**Exercise prompt**
The listing below is the input. Say how many of its lines contain "text", giving the number alone.
▬▬▬
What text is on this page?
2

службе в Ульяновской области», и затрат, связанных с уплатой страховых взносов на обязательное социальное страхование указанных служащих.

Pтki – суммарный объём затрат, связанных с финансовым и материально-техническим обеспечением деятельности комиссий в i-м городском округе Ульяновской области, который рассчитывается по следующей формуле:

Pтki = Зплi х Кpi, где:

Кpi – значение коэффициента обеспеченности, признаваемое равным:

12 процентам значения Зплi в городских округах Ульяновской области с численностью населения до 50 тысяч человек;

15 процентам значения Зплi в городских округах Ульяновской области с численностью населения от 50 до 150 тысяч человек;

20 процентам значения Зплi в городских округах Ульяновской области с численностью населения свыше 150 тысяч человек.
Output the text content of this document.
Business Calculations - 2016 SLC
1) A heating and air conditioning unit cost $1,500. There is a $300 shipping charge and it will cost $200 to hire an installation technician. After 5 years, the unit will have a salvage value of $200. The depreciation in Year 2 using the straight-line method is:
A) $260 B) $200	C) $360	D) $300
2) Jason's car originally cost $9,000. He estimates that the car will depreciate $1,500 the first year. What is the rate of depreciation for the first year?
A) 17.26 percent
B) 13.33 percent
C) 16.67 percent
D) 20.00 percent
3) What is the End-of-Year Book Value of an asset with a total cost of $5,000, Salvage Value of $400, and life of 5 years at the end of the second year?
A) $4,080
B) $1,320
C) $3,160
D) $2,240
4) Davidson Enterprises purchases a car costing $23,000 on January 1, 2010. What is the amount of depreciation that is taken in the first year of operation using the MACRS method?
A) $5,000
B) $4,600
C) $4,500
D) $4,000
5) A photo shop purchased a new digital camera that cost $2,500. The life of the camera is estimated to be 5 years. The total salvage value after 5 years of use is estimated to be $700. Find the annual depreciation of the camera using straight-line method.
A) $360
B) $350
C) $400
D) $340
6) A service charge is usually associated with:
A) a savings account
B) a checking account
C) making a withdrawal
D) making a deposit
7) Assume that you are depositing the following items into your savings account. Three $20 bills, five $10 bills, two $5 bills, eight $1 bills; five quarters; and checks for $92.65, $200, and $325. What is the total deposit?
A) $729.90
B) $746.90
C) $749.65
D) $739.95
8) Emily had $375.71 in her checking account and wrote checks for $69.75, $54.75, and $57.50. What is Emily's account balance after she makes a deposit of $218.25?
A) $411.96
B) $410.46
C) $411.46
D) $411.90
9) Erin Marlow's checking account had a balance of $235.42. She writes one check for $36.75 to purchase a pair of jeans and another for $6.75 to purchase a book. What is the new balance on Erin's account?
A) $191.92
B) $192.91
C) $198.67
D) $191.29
▬▬▬
**Full solution**
2